▶ _Short exercise_
Every line of the data that contains the string "Mirror" must be copied.

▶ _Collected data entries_
········
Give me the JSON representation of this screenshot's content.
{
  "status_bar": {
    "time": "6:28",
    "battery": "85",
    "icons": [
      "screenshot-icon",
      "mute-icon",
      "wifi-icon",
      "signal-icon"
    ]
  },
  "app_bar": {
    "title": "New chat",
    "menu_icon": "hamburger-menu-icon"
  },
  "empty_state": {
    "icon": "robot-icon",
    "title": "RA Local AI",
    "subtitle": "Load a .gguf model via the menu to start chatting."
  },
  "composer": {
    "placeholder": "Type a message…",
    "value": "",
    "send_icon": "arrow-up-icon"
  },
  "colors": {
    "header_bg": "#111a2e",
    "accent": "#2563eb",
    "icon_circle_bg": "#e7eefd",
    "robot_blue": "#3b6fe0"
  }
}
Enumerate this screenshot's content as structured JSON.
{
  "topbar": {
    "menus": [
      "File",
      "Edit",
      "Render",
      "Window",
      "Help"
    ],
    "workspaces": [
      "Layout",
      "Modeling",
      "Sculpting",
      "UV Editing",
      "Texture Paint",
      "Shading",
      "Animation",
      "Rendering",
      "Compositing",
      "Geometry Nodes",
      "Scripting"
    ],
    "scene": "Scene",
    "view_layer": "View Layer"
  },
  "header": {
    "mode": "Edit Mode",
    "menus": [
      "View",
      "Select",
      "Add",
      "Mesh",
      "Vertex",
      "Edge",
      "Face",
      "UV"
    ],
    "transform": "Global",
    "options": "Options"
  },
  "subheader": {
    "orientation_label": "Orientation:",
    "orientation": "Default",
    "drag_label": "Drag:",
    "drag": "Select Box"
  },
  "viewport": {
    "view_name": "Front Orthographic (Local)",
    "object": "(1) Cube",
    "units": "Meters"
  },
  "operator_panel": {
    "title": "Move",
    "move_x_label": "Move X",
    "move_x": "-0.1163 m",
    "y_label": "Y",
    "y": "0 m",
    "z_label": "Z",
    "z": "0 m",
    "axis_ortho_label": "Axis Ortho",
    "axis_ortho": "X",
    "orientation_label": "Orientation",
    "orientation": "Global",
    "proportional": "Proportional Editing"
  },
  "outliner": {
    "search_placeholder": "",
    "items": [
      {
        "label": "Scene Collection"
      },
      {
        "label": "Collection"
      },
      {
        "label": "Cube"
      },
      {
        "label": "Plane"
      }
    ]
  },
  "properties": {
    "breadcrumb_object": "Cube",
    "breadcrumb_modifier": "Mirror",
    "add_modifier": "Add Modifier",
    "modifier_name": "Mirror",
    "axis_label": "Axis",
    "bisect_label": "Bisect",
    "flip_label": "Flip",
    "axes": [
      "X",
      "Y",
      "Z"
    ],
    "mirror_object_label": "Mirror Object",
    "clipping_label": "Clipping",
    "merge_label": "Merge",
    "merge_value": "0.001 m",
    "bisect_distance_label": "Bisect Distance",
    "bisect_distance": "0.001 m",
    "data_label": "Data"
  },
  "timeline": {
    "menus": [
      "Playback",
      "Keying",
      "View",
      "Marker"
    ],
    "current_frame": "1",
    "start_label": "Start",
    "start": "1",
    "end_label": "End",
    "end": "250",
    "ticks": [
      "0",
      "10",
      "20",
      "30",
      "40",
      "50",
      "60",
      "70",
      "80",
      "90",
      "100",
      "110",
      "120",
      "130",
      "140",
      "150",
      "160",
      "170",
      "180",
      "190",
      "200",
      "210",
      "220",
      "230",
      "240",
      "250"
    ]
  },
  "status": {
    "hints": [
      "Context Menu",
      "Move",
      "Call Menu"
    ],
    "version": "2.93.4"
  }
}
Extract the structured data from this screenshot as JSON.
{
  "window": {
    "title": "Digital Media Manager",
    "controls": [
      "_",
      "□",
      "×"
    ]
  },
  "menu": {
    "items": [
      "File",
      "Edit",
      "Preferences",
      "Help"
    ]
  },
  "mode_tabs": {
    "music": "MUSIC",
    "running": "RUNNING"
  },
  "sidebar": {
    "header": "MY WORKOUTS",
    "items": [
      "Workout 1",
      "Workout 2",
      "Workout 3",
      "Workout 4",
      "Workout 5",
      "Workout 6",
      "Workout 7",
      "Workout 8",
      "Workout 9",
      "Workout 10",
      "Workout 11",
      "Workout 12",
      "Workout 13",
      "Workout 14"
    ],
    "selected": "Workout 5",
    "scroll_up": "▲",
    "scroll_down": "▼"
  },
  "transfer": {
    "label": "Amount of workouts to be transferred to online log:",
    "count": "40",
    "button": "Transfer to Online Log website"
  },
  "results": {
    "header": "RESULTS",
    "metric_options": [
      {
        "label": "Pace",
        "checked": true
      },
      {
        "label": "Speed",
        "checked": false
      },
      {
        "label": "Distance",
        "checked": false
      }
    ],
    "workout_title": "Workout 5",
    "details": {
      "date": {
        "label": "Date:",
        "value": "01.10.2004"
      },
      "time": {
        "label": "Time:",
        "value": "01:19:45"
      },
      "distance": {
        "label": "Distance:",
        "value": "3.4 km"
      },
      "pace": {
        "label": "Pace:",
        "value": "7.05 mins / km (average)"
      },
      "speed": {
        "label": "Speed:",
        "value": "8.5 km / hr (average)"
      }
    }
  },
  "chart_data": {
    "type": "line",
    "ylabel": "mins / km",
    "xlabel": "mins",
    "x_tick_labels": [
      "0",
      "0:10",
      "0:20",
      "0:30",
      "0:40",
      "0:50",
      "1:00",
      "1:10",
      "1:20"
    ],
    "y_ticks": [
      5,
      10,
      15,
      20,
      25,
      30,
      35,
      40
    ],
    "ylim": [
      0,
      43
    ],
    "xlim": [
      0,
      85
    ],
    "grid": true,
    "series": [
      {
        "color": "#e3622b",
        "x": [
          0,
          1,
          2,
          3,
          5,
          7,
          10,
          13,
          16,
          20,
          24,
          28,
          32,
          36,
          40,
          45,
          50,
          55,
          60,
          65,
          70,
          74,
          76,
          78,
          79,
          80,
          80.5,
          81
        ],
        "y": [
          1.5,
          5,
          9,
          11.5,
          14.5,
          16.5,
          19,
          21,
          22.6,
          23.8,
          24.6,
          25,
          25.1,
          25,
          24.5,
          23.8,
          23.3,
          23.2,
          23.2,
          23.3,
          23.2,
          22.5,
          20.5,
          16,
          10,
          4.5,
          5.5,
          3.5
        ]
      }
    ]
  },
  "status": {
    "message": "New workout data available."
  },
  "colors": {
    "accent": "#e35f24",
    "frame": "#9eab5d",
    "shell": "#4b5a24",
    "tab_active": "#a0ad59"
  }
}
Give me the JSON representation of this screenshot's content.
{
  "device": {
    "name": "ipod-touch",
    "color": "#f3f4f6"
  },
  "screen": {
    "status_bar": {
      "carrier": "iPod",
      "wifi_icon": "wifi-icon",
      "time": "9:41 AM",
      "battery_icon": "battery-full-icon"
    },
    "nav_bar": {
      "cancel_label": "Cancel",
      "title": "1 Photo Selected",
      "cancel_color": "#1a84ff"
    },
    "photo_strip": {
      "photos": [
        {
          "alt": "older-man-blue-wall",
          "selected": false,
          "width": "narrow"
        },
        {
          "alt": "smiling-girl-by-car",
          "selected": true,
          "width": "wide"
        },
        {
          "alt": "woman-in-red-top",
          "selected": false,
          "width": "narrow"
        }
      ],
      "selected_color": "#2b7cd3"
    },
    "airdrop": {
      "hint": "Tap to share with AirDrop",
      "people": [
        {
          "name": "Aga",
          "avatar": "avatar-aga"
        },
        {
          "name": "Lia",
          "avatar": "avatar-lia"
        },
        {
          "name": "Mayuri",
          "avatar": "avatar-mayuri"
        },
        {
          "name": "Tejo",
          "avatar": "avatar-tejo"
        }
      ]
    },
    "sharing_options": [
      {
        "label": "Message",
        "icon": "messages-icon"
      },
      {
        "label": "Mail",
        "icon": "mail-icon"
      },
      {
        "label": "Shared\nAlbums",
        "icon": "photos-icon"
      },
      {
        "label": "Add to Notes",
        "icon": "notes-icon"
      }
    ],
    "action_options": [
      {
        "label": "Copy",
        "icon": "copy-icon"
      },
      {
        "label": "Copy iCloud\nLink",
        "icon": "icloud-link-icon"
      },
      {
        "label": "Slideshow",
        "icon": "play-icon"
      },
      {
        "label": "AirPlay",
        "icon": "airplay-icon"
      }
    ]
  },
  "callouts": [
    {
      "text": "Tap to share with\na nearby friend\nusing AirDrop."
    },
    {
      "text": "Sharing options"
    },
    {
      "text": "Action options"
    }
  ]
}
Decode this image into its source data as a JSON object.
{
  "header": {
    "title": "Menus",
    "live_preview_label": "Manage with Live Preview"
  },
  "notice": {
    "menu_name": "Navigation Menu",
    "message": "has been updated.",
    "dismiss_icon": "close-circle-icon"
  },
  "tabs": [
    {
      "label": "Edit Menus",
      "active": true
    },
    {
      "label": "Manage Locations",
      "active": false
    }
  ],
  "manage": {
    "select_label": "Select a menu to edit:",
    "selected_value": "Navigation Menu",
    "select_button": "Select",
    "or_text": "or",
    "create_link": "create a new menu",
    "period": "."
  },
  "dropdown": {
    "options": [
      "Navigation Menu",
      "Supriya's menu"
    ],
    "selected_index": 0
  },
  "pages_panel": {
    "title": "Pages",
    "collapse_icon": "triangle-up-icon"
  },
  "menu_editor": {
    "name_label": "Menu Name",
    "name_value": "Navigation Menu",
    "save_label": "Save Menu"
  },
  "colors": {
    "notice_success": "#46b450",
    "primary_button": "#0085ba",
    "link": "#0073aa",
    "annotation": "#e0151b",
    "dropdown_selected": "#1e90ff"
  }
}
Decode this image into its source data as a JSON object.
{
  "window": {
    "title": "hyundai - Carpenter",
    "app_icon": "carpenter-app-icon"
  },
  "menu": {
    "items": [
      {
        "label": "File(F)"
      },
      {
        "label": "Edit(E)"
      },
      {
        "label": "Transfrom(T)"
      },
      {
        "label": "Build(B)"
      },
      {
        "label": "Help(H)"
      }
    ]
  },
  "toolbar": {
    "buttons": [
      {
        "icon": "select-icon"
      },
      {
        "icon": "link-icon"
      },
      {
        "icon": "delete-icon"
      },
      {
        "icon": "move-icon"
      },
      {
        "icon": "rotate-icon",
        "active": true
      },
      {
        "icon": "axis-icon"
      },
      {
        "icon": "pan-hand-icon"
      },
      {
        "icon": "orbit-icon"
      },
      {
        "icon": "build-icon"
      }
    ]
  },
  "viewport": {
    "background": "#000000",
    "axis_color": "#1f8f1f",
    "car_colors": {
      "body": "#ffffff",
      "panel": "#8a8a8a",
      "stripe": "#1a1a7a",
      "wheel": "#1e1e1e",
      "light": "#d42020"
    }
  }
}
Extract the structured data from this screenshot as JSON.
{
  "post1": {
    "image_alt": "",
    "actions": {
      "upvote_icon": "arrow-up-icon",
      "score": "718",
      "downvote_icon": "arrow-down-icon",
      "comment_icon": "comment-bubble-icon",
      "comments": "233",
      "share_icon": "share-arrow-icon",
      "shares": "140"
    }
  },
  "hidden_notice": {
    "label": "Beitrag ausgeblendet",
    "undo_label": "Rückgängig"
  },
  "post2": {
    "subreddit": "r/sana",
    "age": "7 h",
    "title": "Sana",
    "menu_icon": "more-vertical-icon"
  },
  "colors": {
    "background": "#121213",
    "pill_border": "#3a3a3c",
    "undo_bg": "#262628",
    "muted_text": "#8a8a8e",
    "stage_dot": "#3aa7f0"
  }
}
········
▶ _The result_
    "breadcrumb_modifier": "Mirror",
    "modifier_name": "Mirror",
    "mirror_object_label": "Mirror Object",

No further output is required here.